- **DATA LINES**:
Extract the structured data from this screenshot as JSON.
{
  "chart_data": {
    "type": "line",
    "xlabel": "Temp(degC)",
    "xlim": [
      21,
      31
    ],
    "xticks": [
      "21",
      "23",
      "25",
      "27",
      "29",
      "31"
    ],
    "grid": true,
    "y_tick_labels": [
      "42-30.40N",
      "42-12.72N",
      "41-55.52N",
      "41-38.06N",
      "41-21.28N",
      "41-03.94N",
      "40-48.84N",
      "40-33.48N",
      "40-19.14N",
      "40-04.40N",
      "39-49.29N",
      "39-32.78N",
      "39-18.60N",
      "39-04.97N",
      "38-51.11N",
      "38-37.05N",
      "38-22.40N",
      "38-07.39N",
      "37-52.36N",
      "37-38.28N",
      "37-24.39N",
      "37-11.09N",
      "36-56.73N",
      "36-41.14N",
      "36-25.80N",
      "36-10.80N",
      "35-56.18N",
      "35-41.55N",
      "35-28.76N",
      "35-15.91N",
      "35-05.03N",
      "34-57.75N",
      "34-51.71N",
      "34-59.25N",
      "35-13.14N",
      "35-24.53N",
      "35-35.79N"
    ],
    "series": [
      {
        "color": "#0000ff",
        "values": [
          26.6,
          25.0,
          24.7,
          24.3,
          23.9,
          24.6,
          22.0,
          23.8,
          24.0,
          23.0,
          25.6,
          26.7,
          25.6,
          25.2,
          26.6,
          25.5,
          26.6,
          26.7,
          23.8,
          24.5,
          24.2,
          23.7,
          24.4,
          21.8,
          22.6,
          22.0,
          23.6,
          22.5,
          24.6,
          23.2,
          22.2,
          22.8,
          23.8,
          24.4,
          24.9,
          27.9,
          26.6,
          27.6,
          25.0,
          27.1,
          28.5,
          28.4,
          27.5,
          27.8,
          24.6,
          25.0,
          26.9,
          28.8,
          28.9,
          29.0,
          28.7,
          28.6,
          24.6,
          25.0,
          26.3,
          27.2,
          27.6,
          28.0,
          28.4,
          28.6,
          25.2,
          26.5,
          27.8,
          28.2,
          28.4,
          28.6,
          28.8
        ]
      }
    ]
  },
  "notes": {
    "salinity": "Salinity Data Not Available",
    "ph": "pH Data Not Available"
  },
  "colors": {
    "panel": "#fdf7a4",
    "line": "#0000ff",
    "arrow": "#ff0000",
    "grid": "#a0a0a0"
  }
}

- **WHAT THE TASK ASKS**: Write the material out again word for word.

- **TASK OUTPUT**:
Extract the structured data from this screenshot as JSON.
{
  "chart_data": {
    "type": "line",
    "xlabel": "Temp(degC)",
    "xlim": [
      21,
      31
    ],
    "xticks": [
      "21",
      "23",
      "25",
      "27",
      "29",
      "31"
    ],
    "grid": true,
    "y_tick_labels": [
      "42-30.40N",
      "42-12.72N",
      "41-55.52N",
      "41-38.06N",
      "41-21.28N",
      "41-03.94N",
      "40-48.84N",
      "40-33.48N",
      "40-19.14N",
      "40-04.40N",
      "39-49.29N",
      "39-32.78N",
      "39-18.60N",
      "39-04.97N",
      "38-51.11N",
      "38-37.05N",
      "38-22.40N",
      "38-07.39N",
      "37-52.36N",
      "37-38.28N",
      "37-24.39N",
      "37-11.09N",
      "36-56.73N",
      "36-41.14N",
      "36-25.80N",
      "36-10.80N",
      "35-56.18N",
      "35-41.55N",
      "35-28.76N",
      "35-15.91N",
      "35-05.03N",
      "34-57.75N",
      "34-51.71N",
      "34-59.25N",
      "35-13.14N",
      "35-24.53N",
      "35-35.79N"
    ],
    "series": [
      {
        "color": "#0000ff",
        "values": [
          26.6,
          25.0,
          24.7,
          24.3,
          23.9,
          24.6,
          22.0,
          23.8,
          24.0,
          23.0,
          25.6,
          26.7,
          25.6,
          25.2,
          26.6,
          25.5,
          26.6,
          26.7,
          23.8,
          24.5,
          24.2,
          23.7,
          24.4,
          21.8,
          22.6,
          22.0,
          23.6,
          22.5,
          24.6,
          23.2,
          22.2,
          22.8,
          23.8,
          24.4,
          24.9,
          27.9,
          26.6,
          27.6,
          25.0,
          27.1,
          28.5,
          28.4,
          27.5,
          27.8,
          24.6,
          25.0,
          26.9,
          28.8,
          28.9,
          29.0,
          28.7,
          28.6,
          24.6,
          25.0,
          26.3,
          27.2,
          27.6,
          28.0,
          28.4,
          28.6,
          25.2,
          26.5,
          27.8,
          28.2,
          28.4,
          28.6,
          28.8
        ]
      }
    ]
  },
  "notes": {
    "salinity": "Salinity Data Not Available",
    "ph": "pH Data Not Available"
  },
  "colors": {
    "panel": "#fdf7a4",
    "line": "#0000ff",
    "arrow": "#ff0000",
    "grid": "#a0a0a0"
  }
}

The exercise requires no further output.